Dataset entries »

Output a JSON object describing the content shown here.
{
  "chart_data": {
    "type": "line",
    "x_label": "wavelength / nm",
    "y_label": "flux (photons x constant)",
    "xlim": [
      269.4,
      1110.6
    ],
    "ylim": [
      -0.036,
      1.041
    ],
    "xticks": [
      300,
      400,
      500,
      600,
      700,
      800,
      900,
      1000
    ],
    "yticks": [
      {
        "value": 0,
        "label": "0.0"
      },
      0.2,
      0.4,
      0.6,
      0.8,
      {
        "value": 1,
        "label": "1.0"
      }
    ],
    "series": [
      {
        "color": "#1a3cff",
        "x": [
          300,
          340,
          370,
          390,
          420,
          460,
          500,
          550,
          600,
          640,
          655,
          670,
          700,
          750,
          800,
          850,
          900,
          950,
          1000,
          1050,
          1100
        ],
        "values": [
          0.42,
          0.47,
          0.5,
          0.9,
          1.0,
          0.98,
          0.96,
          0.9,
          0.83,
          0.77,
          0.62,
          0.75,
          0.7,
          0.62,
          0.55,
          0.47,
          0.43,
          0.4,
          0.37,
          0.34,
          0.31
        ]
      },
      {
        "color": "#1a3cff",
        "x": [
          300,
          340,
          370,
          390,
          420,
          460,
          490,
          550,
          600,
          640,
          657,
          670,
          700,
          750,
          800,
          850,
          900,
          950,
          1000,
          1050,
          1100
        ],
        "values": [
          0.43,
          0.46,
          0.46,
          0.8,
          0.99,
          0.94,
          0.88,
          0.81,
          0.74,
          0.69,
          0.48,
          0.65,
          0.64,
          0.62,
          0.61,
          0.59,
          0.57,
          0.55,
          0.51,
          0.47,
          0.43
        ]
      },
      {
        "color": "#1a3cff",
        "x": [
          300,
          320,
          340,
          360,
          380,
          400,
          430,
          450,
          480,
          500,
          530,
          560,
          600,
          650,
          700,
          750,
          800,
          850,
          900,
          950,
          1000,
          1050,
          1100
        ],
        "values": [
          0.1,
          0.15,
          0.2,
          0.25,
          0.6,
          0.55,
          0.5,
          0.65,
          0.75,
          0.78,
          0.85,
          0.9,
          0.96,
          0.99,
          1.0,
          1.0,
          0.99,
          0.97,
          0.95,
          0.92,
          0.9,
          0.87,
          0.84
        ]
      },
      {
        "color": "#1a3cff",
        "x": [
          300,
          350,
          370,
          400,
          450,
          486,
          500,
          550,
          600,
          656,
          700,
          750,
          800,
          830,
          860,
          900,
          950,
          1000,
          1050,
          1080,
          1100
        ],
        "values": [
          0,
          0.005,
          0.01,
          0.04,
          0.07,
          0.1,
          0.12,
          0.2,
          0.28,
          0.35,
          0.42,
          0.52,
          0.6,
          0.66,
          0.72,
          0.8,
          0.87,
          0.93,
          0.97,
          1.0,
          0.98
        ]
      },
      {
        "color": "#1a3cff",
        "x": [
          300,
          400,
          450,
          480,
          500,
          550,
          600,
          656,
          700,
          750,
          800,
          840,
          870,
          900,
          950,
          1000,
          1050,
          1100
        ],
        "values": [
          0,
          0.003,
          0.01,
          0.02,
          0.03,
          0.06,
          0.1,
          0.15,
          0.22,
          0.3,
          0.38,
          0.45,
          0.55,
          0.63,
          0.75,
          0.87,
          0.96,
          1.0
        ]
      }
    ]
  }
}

What is expected » Extract every entry in the listing word for word.

Solution »
Output a JSON object describing the content shown here.
{
  "chart_data": {
    "type": "line",
    "x_label": "wavelength / nm",
    "y_label": "flux (photons x constant)",
    "xlim": [
      269.4,
      1110.6
    ],
    "ylim": [
      -0.036,
      1.041
    ],
    "xticks": [
      300,
      400,
      500,
      600,
      700,
      800,
      900,
      1000
    ],
    "yticks": [
      {
        "value": 0,
        "label": "0.0"
      },
      0.2,
      0.4,
      0.6,
      0.8,
      {
        "value": 1,
        "label": "1.0"
      }
    ],
    "series": [
      {
        "color": "#1a3cff",
        "x": [
          300,
          340,
          370,
          390,
          420,
          460,
          500,
          550,
          600,
          640,
          655,
          670,
          700,
          750,
          800,
          850,
          900,
          950,
          1000,
          1050,
          1100
        ],
        "values": [
          0.42,
          0.47,
          0.5,
          0.9,
          1.0,
          0.98,
          0.96,
          0.9,
          0.83,
          0.77,
          0.62,
          0.75,
          0.7,
          0.62,
          0.55,
          0.47,
          0.43,
          0.4,
          0.37,
          0.34,
          0.31
        ]
      },
      {
        "color": "#1a3cff",
        "x": [
          300,
          340,
          370,
          390,
          420,
          460,
          490,
          550,
          600,
          640,
          657,
          670,
          700,
          750,
          800,
          850,
          900,
          950,
          1000,
          1050,
          1100
        ],
        "values": [
          0.43,
          0.46,
          0.46,
          0.8,
          0.99,
          0.94,
          0.88,
          0.81,
          0.74,
          0.69,
          0.48,
          0.65,
          0.64,
          0.62,
          0.61,
          0.59,
          0.57,
          0.55,
          0.51,
          0.47,
          0.43
        ]
      },
      {
        "color": "#1a3cff",
        "x": [
          300,
          320,
          340,
          360,
          380,
          400,
          430,
          450,
          480,
          500,
          530,
          560,
          600,
          650,
          700,
          750,
          800,
          850,
          900,
          950,
          1000,
          1050,
          1100
        ],
        "values": [
          0.1,
          0.15,
          0.2,
          0.25,
          0.6,
          0.55,
          0.5,
          0.65,
          0.75,
          0.78,
          0.85,
          0.9,
          0.96,
          0.99,
          1.0,
          1.0,
          0.99,
          0.97,
          0.95,
          0.92,
          0.9,
          0.87,
          0.84
        ]
      },
      {
        "color": "#1a3cff",
        "x": [
          300,
          350,
          370,
          400,
          450,
          486,
          500,
          550,
          600,
          656,
          700,
          750,
          800,
          830,
          860,
          900,
          950,
          1000,
          1050,
          1080,
          1100
        ],
        "values": [
          0,
          0.005,
          0.01,
          0.04,
          0.07,
          0.1,
          0.12,
          0.2,
          0.28,
          0.35,
          0.42,
          0.52,
          0.6,
          0.66,
          0.72,
          0.8,
          0.87,
          0.93,
          0.97,
          1.0,
          0.98
        ]
      },
      {
        "color": "#1a3cff",
        "x": [
          300,
          400,
          450,
          480,
          500,
          550,
          600,
          656,
          700,
          750,
          800,
          840,
          870,
          900,
          950,
          1000,
          1050,
          1100
        ],
        "values": [
          0,
          0.003,
          0.01,
          0.02,
          0.03,
          0.06,
          0.1,
          0.15,
          0.22,
          0.3,
          0.38,
          0.45,
          0.55,
          0.63,
          0.75,
          0.87,
          0.96,
          1.0
        ]
      }
    ]
  }
}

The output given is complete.